───── Source document

John McKee

Personal information
- Born: 22 December 1996 (age 29) Banbridge, Northern Ireland

Sport
- Sport: Field hockey
- Position: Forward

Senior career
- Years: Team / Caps / Goals
- –: Banbridge / - / -

National team
- Years: Team / Caps / Goals
- 2014: Ireland U–21 / 8 / (6)
- 2015–: Ireland / 88 / (42)

Medal record
Men's field hockey
Representing Ireland
FIH Nations Cup
| Silver medal – second place | 2022 Potchefstroom | Team |
EuroHockey Championship II
| Gold medal – first place | 2023 Dublin | Team |
| Bronze medal – third place | 2021 Gniezno | Team |

= John McKee (field hockey) =

Irish field hockey player (born 1996)

John McKee (born 22 December 1996) is a field hockey player from Ireland, who plays as a forward.

==Life==
McKee was born on 22 December 1996.

His younger sister, Katie, also plays international field hockey for Ireland.

==Field hockey==
===Domestic league===
McKee currently competes in the Irish Hockey League, where he represents Banbridge.

──────────
───── Information

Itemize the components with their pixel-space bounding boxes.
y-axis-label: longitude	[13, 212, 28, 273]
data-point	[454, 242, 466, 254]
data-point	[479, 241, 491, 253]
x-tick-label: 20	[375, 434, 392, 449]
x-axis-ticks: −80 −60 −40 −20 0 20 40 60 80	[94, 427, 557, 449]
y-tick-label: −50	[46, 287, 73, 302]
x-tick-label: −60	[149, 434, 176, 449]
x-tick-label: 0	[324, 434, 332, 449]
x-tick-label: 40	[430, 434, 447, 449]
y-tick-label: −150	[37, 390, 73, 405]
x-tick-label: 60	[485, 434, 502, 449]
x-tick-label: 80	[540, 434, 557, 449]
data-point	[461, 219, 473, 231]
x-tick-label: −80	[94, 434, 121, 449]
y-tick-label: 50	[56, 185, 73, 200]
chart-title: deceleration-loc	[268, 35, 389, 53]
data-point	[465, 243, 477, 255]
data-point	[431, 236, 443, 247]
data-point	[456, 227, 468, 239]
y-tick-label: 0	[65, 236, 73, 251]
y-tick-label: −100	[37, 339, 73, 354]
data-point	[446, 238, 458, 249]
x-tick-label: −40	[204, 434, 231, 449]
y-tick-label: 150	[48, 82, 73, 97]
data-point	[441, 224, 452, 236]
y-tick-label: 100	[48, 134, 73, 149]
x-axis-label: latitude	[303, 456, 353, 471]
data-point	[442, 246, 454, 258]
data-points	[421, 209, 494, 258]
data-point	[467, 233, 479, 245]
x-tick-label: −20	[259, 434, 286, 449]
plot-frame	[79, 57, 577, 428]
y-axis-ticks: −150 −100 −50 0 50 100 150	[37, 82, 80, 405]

──────────

** Exercise requirements **
Please carry on the article about field hockey player John McKee, picking up right after its last sentence.

** Response box **
===Under–21===
He made his debut for the Irish U–21 team in 2014 during a four-nations tournament in Belfast. He then went on to represent the team at the EuroHockey Junior Championship II in Lousada.

===Senior national team===
McKee made his senior international debut in 2015. He appeared in a test series against Argentina in Dublin.

Since his debut, McKee has been present at numerous international events and has medalled with the national team on three occasions. He took home gold at the 2023 EuroHockey Championship II in Dublin, silver at the 2022 FIH Nations Cup in Potchefstroom, and bronze at the 2021 EuroHockey Championship II in Gniezno.

He competed at the 2024 FIH Olympic Qualifiers in Valencia.